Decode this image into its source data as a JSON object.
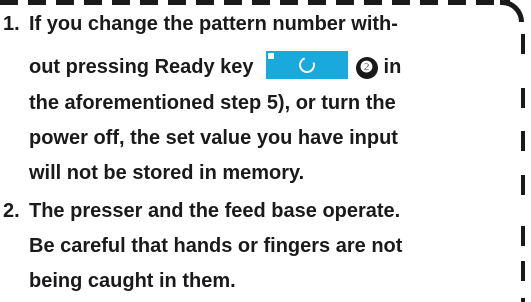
{
  "notes": {
    "item1": {
      "number": "1.",
      "line1": "If you change the pattern number with-",
      "line2_start": "out pressing Ready key",
      "step_marker": "❷",
      "line2_end": "in",
      "line3": "the aforementioned step 5), or turn the",
      "line4": "power off, the set value you have input",
      "line5": "will not be stored in memory."
    },
    "item2": {
      "number": "2.",
      "line1": "The presser and the feed base operate.",
      "line2": "Be careful that hands or fingers are not",
      "line3": "being caught in them."
    }
  },
  "icons": {
    "ready_key": "ready-key-icon"
  },
  "colors": {
    "text": "#1a1a1a",
    "ready_key": "#1aa9dc"
  }
}
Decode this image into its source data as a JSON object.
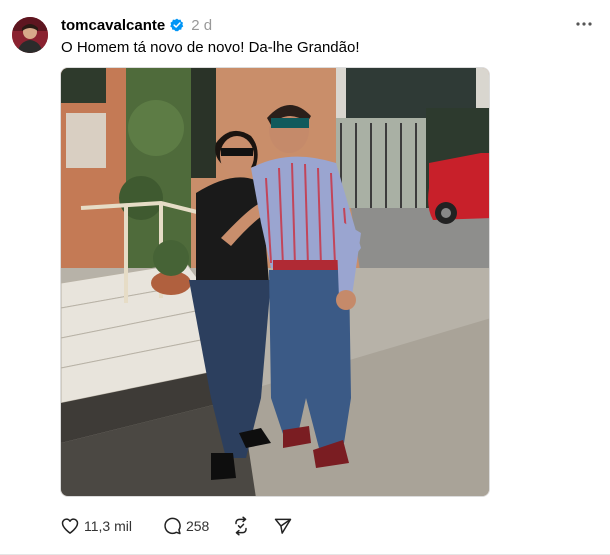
{
  "post": {
    "username": "tomcavalcante",
    "timestamp": "2 d",
    "verified": true,
    "caption": "O Homem tá novo de novo! Da-lhe Grandão!",
    "photo_alt": "",
    "actions": {
      "likes": "11,3 mil",
      "replies": "258"
    }
  },
  "icons": {
    "verified": "verified-badge-icon",
    "more": "more-options-icon",
    "like": "heart-icon",
    "reply": "comment-bubble-icon",
    "repost": "repost-icon",
    "share": "send-icon"
  },
  "colors": {
    "verified_blue": "#0095f6",
    "muted_text": "#999999",
    "divider": "#e5e5e5"
  }
}
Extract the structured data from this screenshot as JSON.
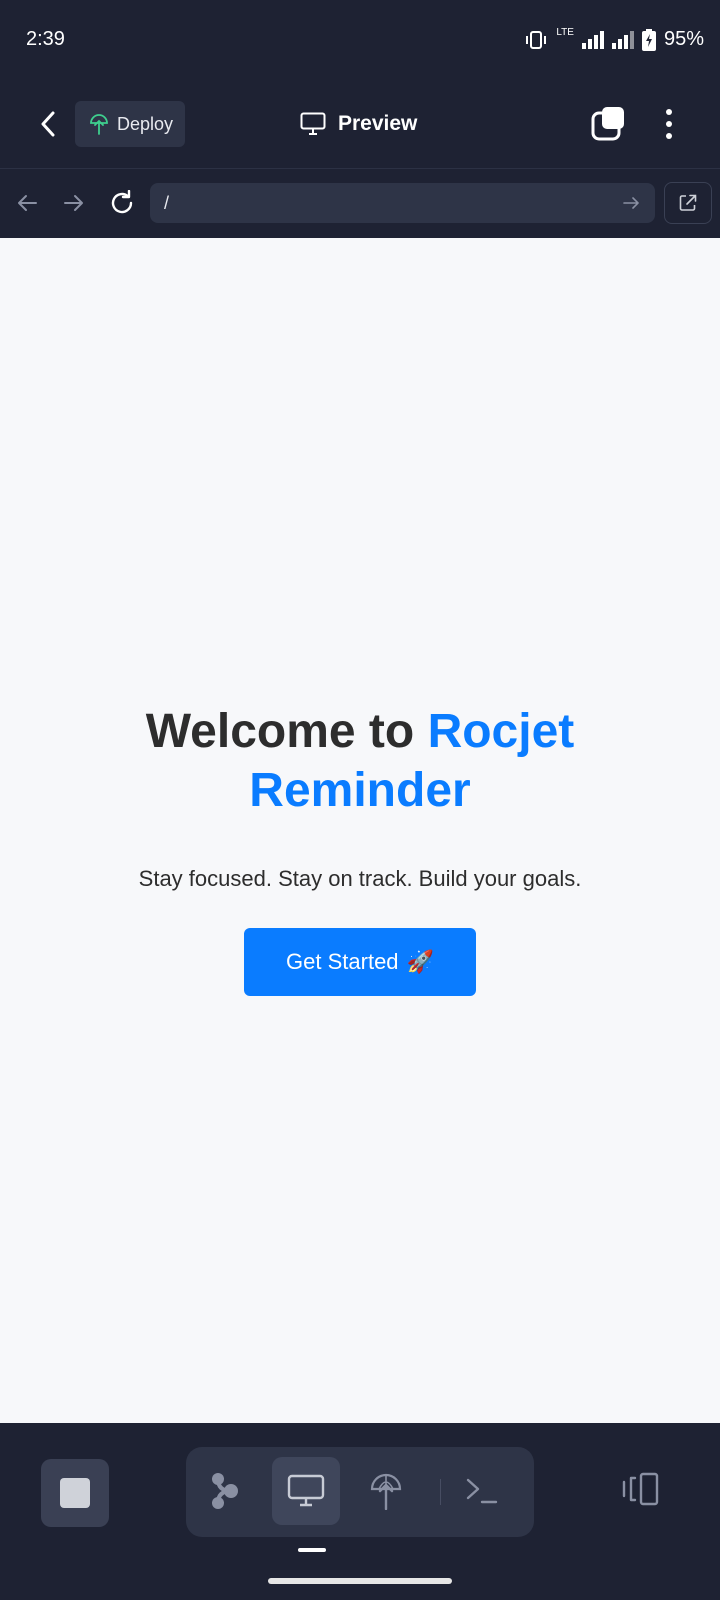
{
  "status_bar": {
    "time": "2:39",
    "network": "LTE",
    "battery": "95%"
  },
  "header": {
    "deploy_label": "Deploy",
    "title": "Preview"
  },
  "browser": {
    "url": "/"
  },
  "page": {
    "title_prefix": "Welcome to ",
    "title_brand": "Rocjet Reminder",
    "subtitle": "Stay focused. Stay on track. Build your goals.",
    "cta_label": "Get Started",
    "cta_emoji": "🚀"
  },
  "colors": {
    "accent": "#0a7cff",
    "chrome_bg": "#1e2233",
    "chip_bg": "#2e3447",
    "deploy_icon": "#3ecf8e"
  },
  "icons": [
    "back-icon",
    "deploy-icon",
    "monitor-icon",
    "tabs-icon",
    "more-icon",
    "nav-back-icon",
    "nav-forward-icon",
    "reload-icon",
    "go-arrow-icon",
    "external-link-icon",
    "stop-icon",
    "source-control-icon",
    "preview-icon",
    "deploy-tool-icon",
    "terminal-icon",
    "device-toggle-icon"
  ]
}
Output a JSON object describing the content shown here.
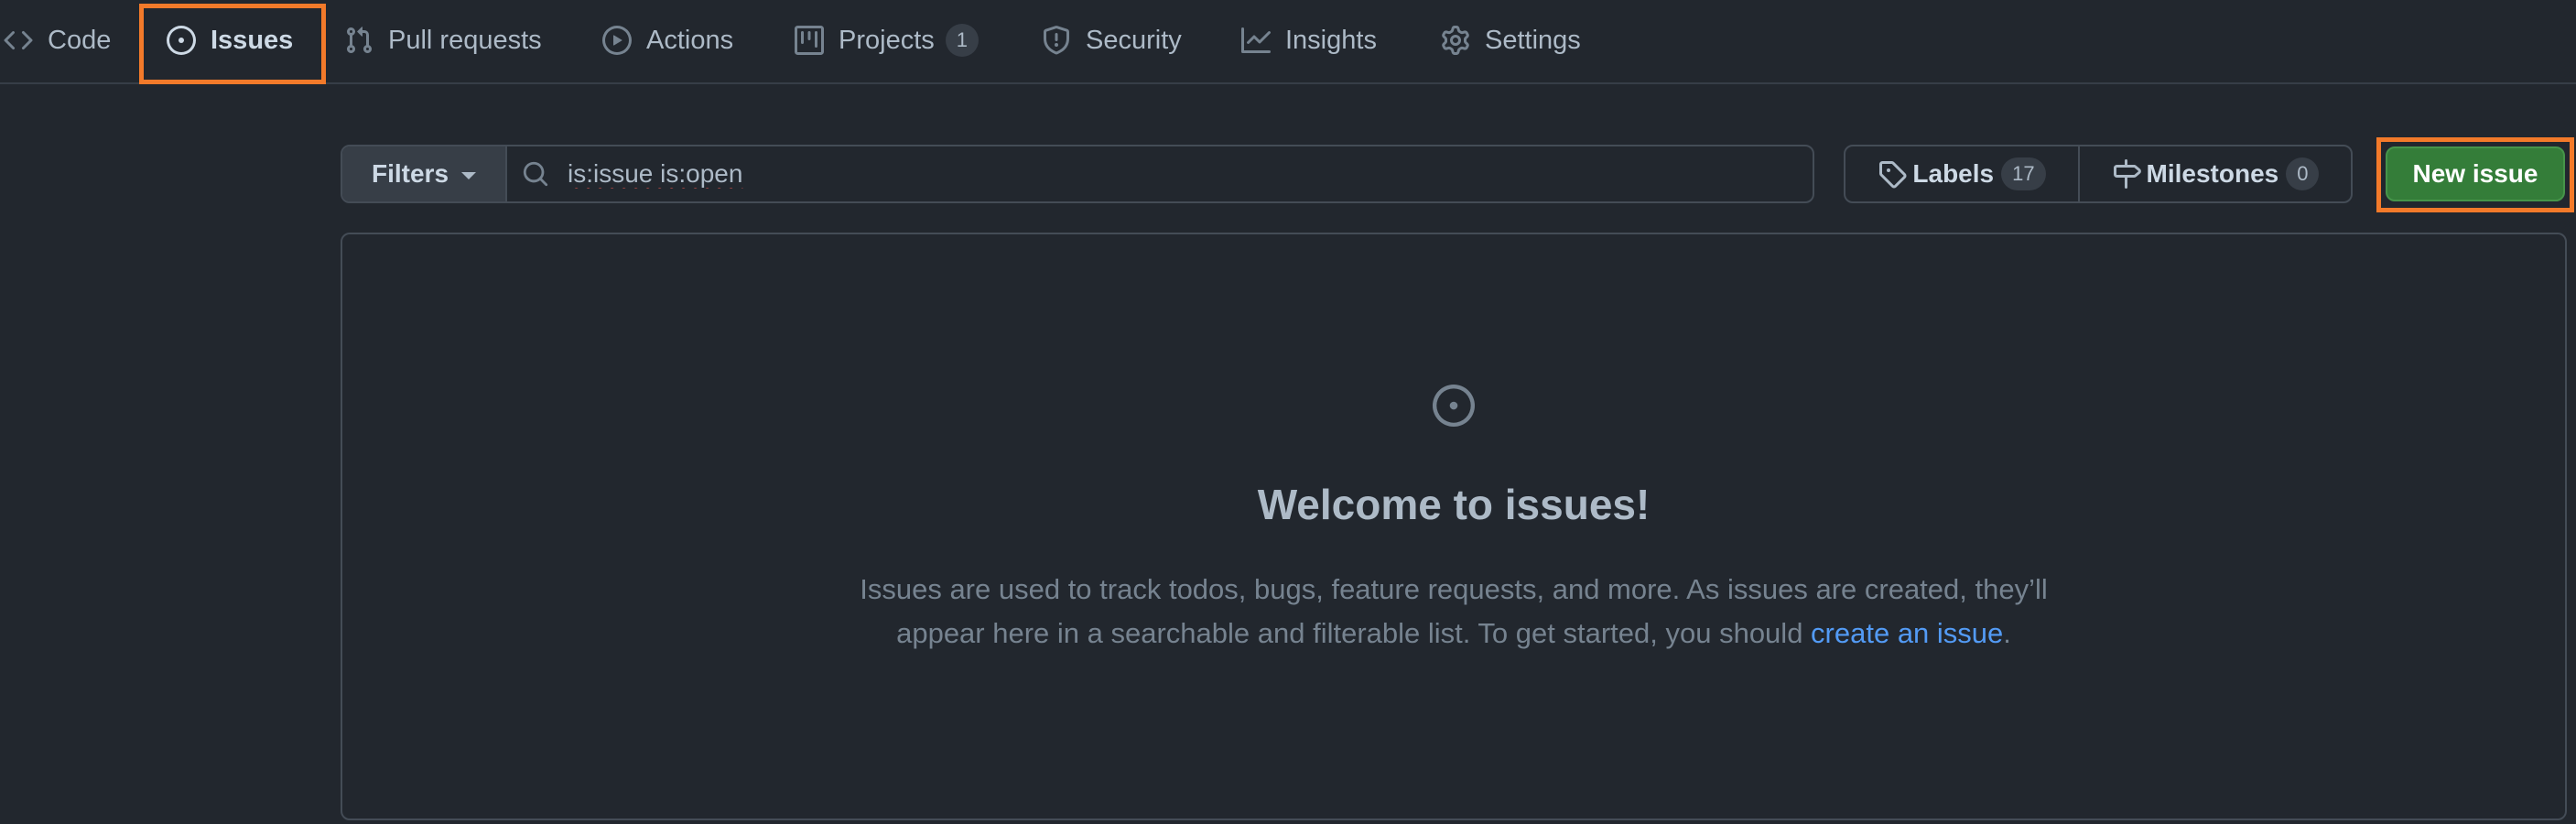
{
  "nav": {
    "tabs": [
      {
        "label": "Code",
        "icon": "code-icon"
      },
      {
        "label": "Issues",
        "icon": "issue-opened-icon",
        "active": true
      },
      {
        "label": "Pull requests",
        "icon": "git-pull-request-icon"
      },
      {
        "label": "Actions",
        "icon": "play-icon"
      },
      {
        "label": "Projects",
        "icon": "table-icon",
        "count": "1"
      },
      {
        "label": "Security",
        "icon": "shield-icon"
      },
      {
        "label": "Insights",
        "icon": "graph-icon"
      },
      {
        "label": "Settings",
        "icon": "gear-icon"
      }
    ]
  },
  "toolbar": {
    "filters_label": "Filters",
    "search_value": "is:issue is:open",
    "labels_label": "Labels",
    "labels_count": "17",
    "milestones_label": "Milestones",
    "milestones_count": "0",
    "new_issue_label": "New issue"
  },
  "blankslate": {
    "title": "Welcome to issues!",
    "line1": "Issues are used to track todos, bugs, feature requests, and more. As issues are created, they’ll",
    "line2_prefix": "appear here in a searchable and filterable list. To get started, you should ",
    "link_text": "create an issue",
    "line2_suffix": "."
  },
  "colors": {
    "background": "#22272e",
    "border": "#444c56",
    "primary_button": "#347d39",
    "link": "#539bf5",
    "highlight_box": "#f37a2a",
    "active_tab_underline": "#ec775c"
  }
}
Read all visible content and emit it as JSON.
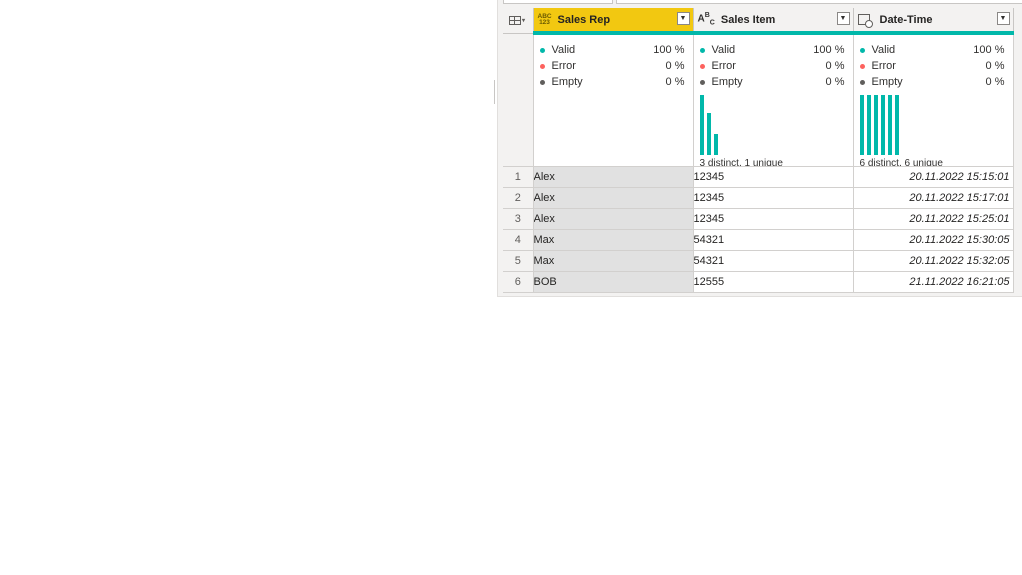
{
  "colors": {
    "valid": "#01b8aa",
    "error": "#fd625e",
    "empty": "#605e5c",
    "selected_header": "#f2c811"
  },
  "columns": [
    {
      "name": "Sales Rep",
      "type_icon": "abc-123-type-icon",
      "type_text": "ABC 123",
      "selected": true,
      "quality": {
        "valid_label": "Valid",
        "valid_pct": "100 %",
        "error_label": "Error",
        "error_pct": "0 %",
        "empty_label": "Empty",
        "empty_pct": "0 %"
      },
      "distribution": null
    },
    {
      "name": "Sales Item",
      "type_icon": "text-type-icon",
      "type_text": "ABC",
      "selected": false,
      "quality": {
        "valid_label": "Valid",
        "valid_pct": "100 %",
        "error_label": "Error",
        "error_pct": "0 %",
        "empty_label": "Empty",
        "empty_pct": "0 %"
      },
      "distribution": {
        "label": "3 distinct, 1 unique",
        "bars": [
          1.0,
          0.7,
          0.35
        ]
      }
    },
    {
      "name": "Date-Time",
      "type_icon": "datetime-type-icon",
      "type_text": "",
      "selected": false,
      "quality": {
        "valid_label": "Valid",
        "valid_pct": "100 %",
        "error_label": "Error",
        "error_pct": "0 %",
        "empty_label": "Empty",
        "empty_pct": "0 %"
      },
      "distribution": {
        "label": "6 distinct, 6 unique",
        "bars": [
          1.0,
          1.0,
          1.0,
          1.0,
          1.0,
          1.0
        ]
      }
    }
  ],
  "rows": [
    {
      "num": "1",
      "sales_rep": "Alex",
      "sales_item": "12345",
      "date_time": "20.11.2022 15:15:01"
    },
    {
      "num": "2",
      "sales_rep": "Alex",
      "sales_item": "12345",
      "date_time": "20.11.2022 15:17:01"
    },
    {
      "num": "3",
      "sales_rep": "Alex",
      "sales_item": "12345",
      "date_time": "20.11.2022 15:25:01"
    },
    {
      "num": "4",
      "sales_rep": "Max",
      "sales_item": "54321",
      "date_time": "20.11.2022 15:30:05"
    },
    {
      "num": "5",
      "sales_rep": "Max",
      "sales_item": "54321",
      "date_time": "20.11.2022 15:32:05"
    },
    {
      "num": "6",
      "sales_rep": "BOB",
      "sales_item": "12555",
      "date_time": "21.11.2022 16:21:05"
    }
  ]
}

==================================================

Reproduce the records verbatim, omitting all images they contain.

▶ Final result:
Decode this image into its source data as a JSON object.
{
  "notes": {
    "item1": {
      "number": "1.",
      "line1": "If you change the pattern number with-",
      "line2_start": "out pressing Ready key",
      "step_marker": "❷",
      "line2_end": "in",
      "line3": "the aforementioned step 5), or turn the",
      "line4": "power off, the set value you have input",
      "line5": "will not be stored in memory."
    },
    "item2": {
      "number": "2.",
      "line1": "The presser and the feed base operate.",
      "line2": "Be careful that hands or fingers are not",
      "line3": "being caught in them."
    }
  },
  "icons": {
    "ready_key": "ready-key-icon"
  },
  "colors": {
    "text": "#1a1a1a",
    "ready_key": "#1aa9dc"
  }
}
Decode this image into its source data as a JSON object.
{
  "post": {
    "username": "tomcavalcante",
    "timestamp": "2 d",
    "verified": true,
    "caption": "O Homem tá novo de novo! Da-lhe Grandão!",
    "photo_alt": "",
    "actions": {
      "likes": "11,3 mil",
      "replies": "258"
    }
  },
  "icons": {
    "verified": "verified-badge-icon",
    "more": "more-options-icon",
    "like": "heart-icon",
    "reply": "comment-bubble-icon",
    "repost": "repost-icon",
    "share": "send-icon"
  },
  "colors": {
    "verified_blue": "#0095f6",
    "muted_text": "#999999",
    "divider": "#e5e5e5"
  }
}
Extract the structured data from this screenshot as JSON.
{
  "status_bar": {
    "time": "2:39",
    "network": "LTE",
    "battery": "95%"
  },
  "header": {
    "deploy_label": "Deploy",
    "title": "Preview"
  },
  "browser": {
    "url": "/"
  },
  "page": {
    "title_prefix": "Welcome to ",
    "title_brand": "Rocjet Reminder",
    "subtitle": "Stay focused. Stay on track. Build your goals.",
    "cta_label": "Get Started",
    "cta_emoji": "🚀"
  },
  "colors": {
    "accent": "#0a7cff",
    "chrome_bg": "#1e2233",
    "chip_bg": "#2e3447",
    "deploy_icon": "#3ecf8e"
  },
  "icons": [
    "back-icon",
    "deploy-icon",
    "monitor-icon",
    "tabs-icon",
    "more-icon",
    "nav-back-icon",
    "nav-forward-icon",
    "reload-icon",
    "go-arrow-icon",
    "external-link-icon",
    "stop-icon",
    "source-control-icon",
    "preview-icon",
    "deploy-tool-icon",
    "terminal-icon",
    "device-toggle-icon"
  ]
}
Output a JSON object describing the content shown here.
{
  "nav": {
    "tabs": [
      {
        "label": "Code",
        "icon": "code-icon"
      },
      {
        "label": "Issues",
        "icon": "issue-opened-icon",
        "active": true
      },
      {
        "label": "Pull requests",
        "icon": "git-pull-request-icon"
      },
      {
        "label": "Actions",
        "icon": "play-icon"
      },
      {
        "label": "Projects",
        "icon": "table-icon",
        "count": "1"
      },
      {
        "label": "Security",
        "icon": "shield-icon"
      },
      {
        "label": "Insights",
        "icon": "graph-icon"
      },
      {
        "label": "Settings",
        "icon": "gear-icon"
      }
    ]
  },
  "toolbar": {
    "filters_label": "Filters",
    "search_value": "is:issue is:open",
    "labels_label": "Labels",
    "labels_count": "17",
    "milestones_label": "Milestones",
    "milestones_count": "0",
    "new_issue_label": "New issue"
  },
  "blankslate": {
    "title": "Welcome to issues!",
    "line1": "Issues are used to track todos, bugs, feature requests, and more. As issues are created, they’ll",
    "line2_prefix": "appear here in a searchable and filterable list. To get started, you should ",
    "link_text": "create an issue",
    "line2_suffix": "."
  },
  "colors": {
    "background": "#22272e",
    "border": "#444c56",
    "primary_button": "#347d39",
    "link": "#539bf5",
    "highlight_box": "#f37a2a",
    "active_tab_underline": "#ec775c"
  }
}
Read all visible content and emit it as JSON.
{
  "colors": {
    "valid": "#01b8aa",
    "error": "#fd625e",
    "empty": "#605e5c",
    "selected_header": "#f2c811"
  },
  "columns": [
    {
      "name": "Sales Rep",
      "type_icon": "abc-123-type-icon",
      "type_text": "ABC 123",
      "selected": true,
      "quality": {
        "valid_label": "Valid",
        "valid_pct": "100 %",
        "error_label": "Error",
        "error_pct": "0 %",
        "empty_label": "Empty",
        "empty_pct": "0 %"
      },
      "distribution": null
    },
    {
      "name": "Sales Item",
      "type_icon": "text-type-icon",
      "type_text": "ABC",
      "selected": false,
      "quality": {
        "valid_label": "Valid",
        "valid_pct": "100 %",
        "error_label": "Error",
        "error_pct": "0 %",
        "empty_label": "Empty",
        "empty_pct": "0 %"
      },
      "distribution": {
        "label": "3 distinct, 1 unique",
        "bars": [
          1.0,
          0.7,
          0.35
        ]
      }
    },
    {
      "name": "Date-Time",
      "type_icon": "datetime-type-icon",
      "type_text": "",
      "selected": false,
      "quality": {
        "valid_label": "Valid",
        "valid_pct": "100 %",
        "error_label": "Error",
        "error_pct": "0 %",
        "empty_label": "Empty",
        "empty_pct": "0 %"
      },
      "distribution": {
        "label": "6 distinct, 6 unique",
        "bars": [
          1.0,
          1.0,
          1.0,
          1.0,
          1.0,
          1.0
        ]
      }
    }
  ],
  "rows": [
    {
      "num": "1",
      "sales_rep": "Alex",
      "sales_item": "12345",
      "date_time": "20.11.2022 15:15:01"
    },
    {
      "num": "2",
      "sales_rep": "Alex",
      "sales_item": "12345",
      "date_time": "20.11.2022 15:17:01"
    },
    {
      "num": "3",
      "sales_rep": "Alex",
      "sales_item": "12345",
      "date_time": "20.11.2022 15:25:01"
    },
    {
      "num": "4",
      "sales_rep": "Max",
      "sales_item": "54321",
      "date_time": "20.11.2022 15:30:05"
    },
    {
      "num": "5",
      "sales_rep": "Max",
      "sales_item": "54321",
      "date_time": "20.11.2022 15:32:05"
    },
    {
      "num": "6",
      "sales_rep": "BOB",
      "sales_item": "12555",
      "date_time": "21.11.2022 16:21:05"
    }
  ]
}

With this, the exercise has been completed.